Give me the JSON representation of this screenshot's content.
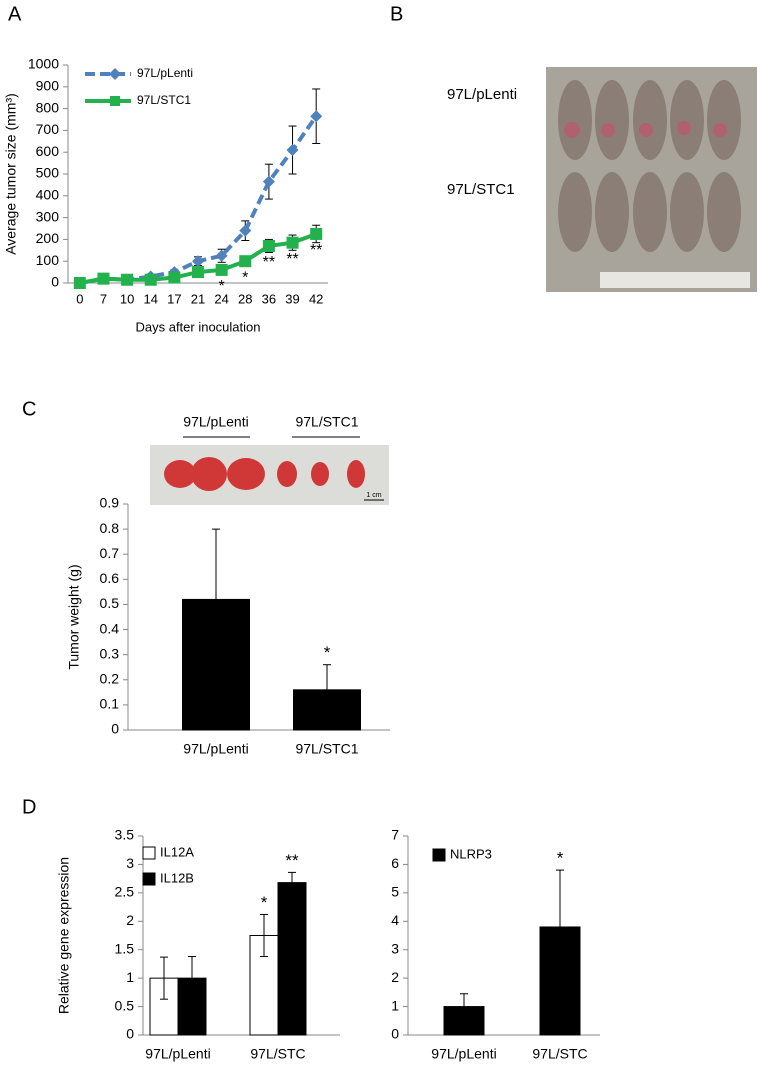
{
  "panel_labels": [
    "A",
    "B",
    "C",
    "D"
  ],
  "photo_b": {
    "labels": [
      "97L/pLenti",
      "97L/STC1"
    ]
  },
  "photo_c": {
    "labels": [
      "97L/pLenti",
      "97L/STC1"
    ],
    "scale": "1 cm"
  },
  "chart_data": [
    {
      "type": "line",
      "ylabel": "Average tumor size (mm³)",
      "xlabel": "Days after inoculation",
      "categories": [
        "0",
        "7",
        "10",
        "14",
        "17",
        "21",
        "24",
        "28",
        "36",
        "39",
        "42"
      ],
      "ylim": [
        0,
        1000
      ],
      "yticks": [
        0,
        100,
        200,
        300,
        400,
        500,
        600,
        700,
        800,
        900,
        1000
      ],
      "legend": "top-left",
      "series": [
        {
          "name": "97L/pLenti",
          "color": "#4f81bd",
          "dashed": true,
          "marker": "diamond",
          "values": [
            0,
            20,
            15,
            30,
            50,
            100,
            125,
            240,
            465,
            610,
            765
          ],
          "errors": [
            0,
            10,
            10,
            10,
            10,
            20,
            30,
            45,
            80,
            110,
            125
          ]
        },
        {
          "name": "97L/STC1",
          "color": "#22b14c",
          "dashed": false,
          "marker": "square",
          "values": [
            0,
            20,
            15,
            15,
            25,
            50,
            60,
            100,
            170,
            185,
            225
          ],
          "errors": [
            0,
            10,
            10,
            10,
            10,
            15,
            20,
            15,
            30,
            35,
            40
          ],
          "significance": [
            null,
            null,
            null,
            null,
            null,
            null,
            "*",
            "*",
            "**",
            "**",
            "**"
          ]
        }
      ]
    },
    {
      "type": "bar",
      "ylabel": "Tumor weight (g)",
      "categories": [
        "97L/pLenti",
        "97L/STC1"
      ],
      "values": [
        0.52,
        0.16
      ],
      "errors": [
        0.28,
        0.1
      ],
      "significance": [
        null,
        "*"
      ],
      "color": "#000000",
      "ylim": [
        0,
        0.9
      ],
      "yticks": [
        0,
        0.1,
        0.2,
        0.3,
        0.4,
        0.5,
        0.6,
        0.7,
        0.8,
        0.9
      ]
    },
    {
      "type": "bar",
      "ylabel": "Relative gene expression",
      "categories": [
        "97L/pLenti",
        "97L/STC"
      ],
      "ylim": [
        0,
        3.5
      ],
      "yticks": [
        0,
        0.5,
        1,
        1.5,
        2,
        2.5,
        3,
        3.5
      ],
      "legend": "top-left",
      "series": [
        {
          "name": "IL12A",
          "color": "#ffffff",
          "values": [
            1,
            1.75
          ],
          "errors": [
            0.37,
            0.37
          ],
          "significance": [
            null,
            "*"
          ]
        },
        {
          "name": "IL12B",
          "color": "#000000",
          "values": [
            1,
            2.68
          ],
          "errors": [
            0.38,
            0.18
          ],
          "significance": [
            null,
            "**"
          ]
        }
      ]
    },
    {
      "type": "bar",
      "categories": [
        "97L/pLenti",
        "97L/STC"
      ],
      "ylim": [
        0,
        7
      ],
      "yticks": [
        0,
        1,
        2,
        3,
        4,
        5,
        6,
        7
      ],
      "legend": "top-left",
      "series": [
        {
          "name": "NLRP3",
          "color": "#000000",
          "values": [
            1,
            3.8
          ],
          "errors": [
            0.45,
            2.0
          ],
          "significance": [
            null,
            "*"
          ]
        }
      ]
    }
  ]
}
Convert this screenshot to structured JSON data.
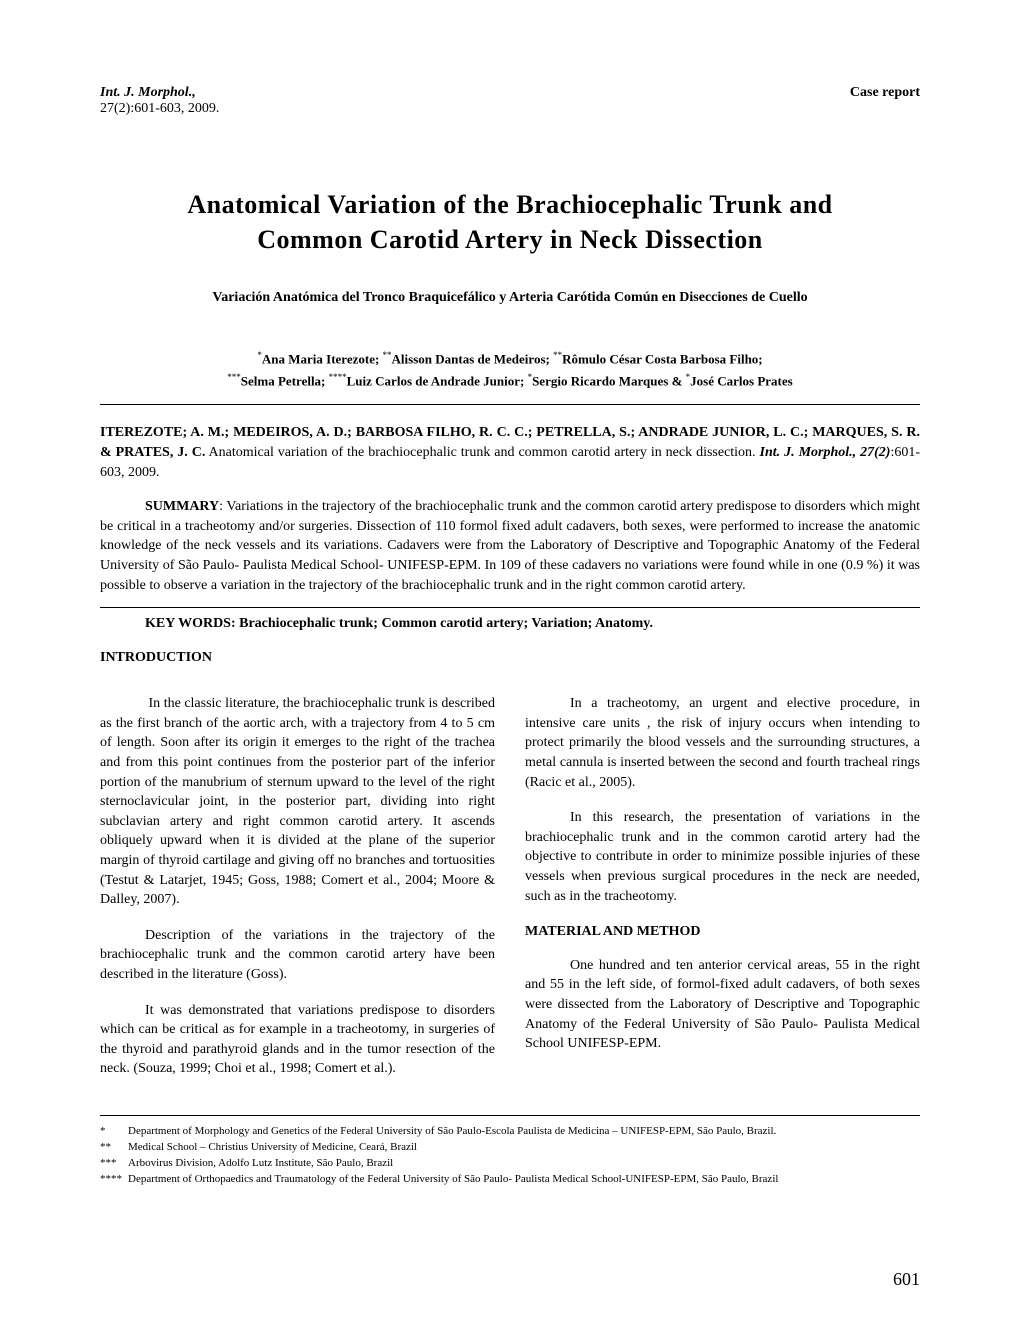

——

» What is expected: What is needed is the whole listing again, exactly as written, with the images left out.

» Written reply:
Give me the JSON representation of this screenshot's content.
{
  "panel_labels": [
    "A",
    "B",
    "C",
    "D"
  ],
  "photo_b": {
    "labels": [
      "97L/pLenti",
      "97L/STC1"
    ]
  },
  "photo_c": {
    "labels": [
      "97L/pLenti",
      "97L/STC1"
    ],
    "scale": "1 cm"
  },
  "chart_data": [
    {
      "type": "line",
      "ylabel": "Average tumor size (mm³)",
      "xlabel": "Days after inoculation",
      "categories": [
        "0",
        "7",
        "10",
        "14",
        "17",
        "21",
        "24",
        "28",
        "36",
        "39",
        "42"
      ],
      "ylim": [
        0,
        1000
      ],
      "yticks": [
        0,
        100,
        200,
        300,
        400,
        500,
        600,
        700,
        800,
        900,
        1000
      ],
      "legend": "top-left",
      "series": [
        {
          "name": "97L/pLenti",
          "color": "#4f81bd",
          "dashed": true,
          "marker": "diamond",
          "values": [
            0,
            20,
            15,
            30,
            50,
            100,
            125,
            240,
            465,
            610,
            765
          ],
          "errors": [
            0,
            10,
            10,
            10,
            10,
            20,
            30,
            45,
            80,
            110,
            125
          ]
        },
        {
          "name": "97L/STC1",
          "color": "#22b14c",
          "dashed": false,
          "marker": "square",
          "values": [
            0,
            20,
            15,
            15,
            25,
            50,
            60,
            100,
            170,
            185,
            225
          ],
          "errors": [
            0,
            10,
            10,
            10,
            10,
            15,
            20,
            15,
            30,
            35,
            40
          ],
          "significance": [
            null,
            null,
            null,
            null,
            null,
            null,
            "*",
            "*",
            "**",
            "**",
            "**"
          ]
        }
      ]
    },
    {
      "type": "bar",
      "ylabel": "Tumor weight (g)",
      "categories": [
        "97L/pLenti",
        "97L/STC1"
      ],
      "values": [
        0.52,
        0.16
      ],
      "errors": [
        0.28,
        0.1
      ],
      "significance": [
        null,
        "*"
      ],
      "color": "#000000",
      "ylim": [
        0,
        0.9
      ],
      "yticks": [
        0,
        0.1,
        0.2,
        0.3,
        0.4,
        0.5,
        0.6,
        0.7,
        0.8,
        0.9
      ]
    },
    {
      "type": "bar",
      "ylabel": "Relative gene expression",
      "categories": [
        "97L/pLenti",
        "97L/STC"
      ],
      "ylim": [
        0,
        3.5
      ],
      "yticks": [
        0,
        0.5,
        1,
        1.5,
        2,
        2.5,
        3,
        3.5
      ],
      "legend": "top-left",
      "series": [
        {
          "name": "IL12A",
          "color": "#ffffff",
          "values": [
            1,
            1.75
          ],
          "errors": [
            0.37,
            0.37
          ],
          "significance": [
            null,
            "*"
          ]
        },
        {
          "name": "IL12B",
          "color": "#000000",
          "values": [
            1,
            2.68
          ],
          "errors": [
            0.38,
            0.18
          ],
          "significance": [
            null,
            "**"
          ]
        }
      ]
    },
    {
      "type": "bar",
      "categories": [
        "97L/pLenti",
        "97L/STC"
      ],
      "ylim": [
        0,
        7
      ],
      "yticks": [
        0,
        1,
        2,
        3,
        4,
        5,
        6,
        7
      ],
      "legend": "top-left",
      "series": [
        {
          "name": "NLRP3",
          "color": "#000000",
          "values": [
            1,
            3.8
          ],
          "errors": [
            0.45,
            2.0
          ],
          "significance": [
            null,
            "*"
          ]
        }
      ]
    }
  ]
}
Convert this screenshot to structured JSON data.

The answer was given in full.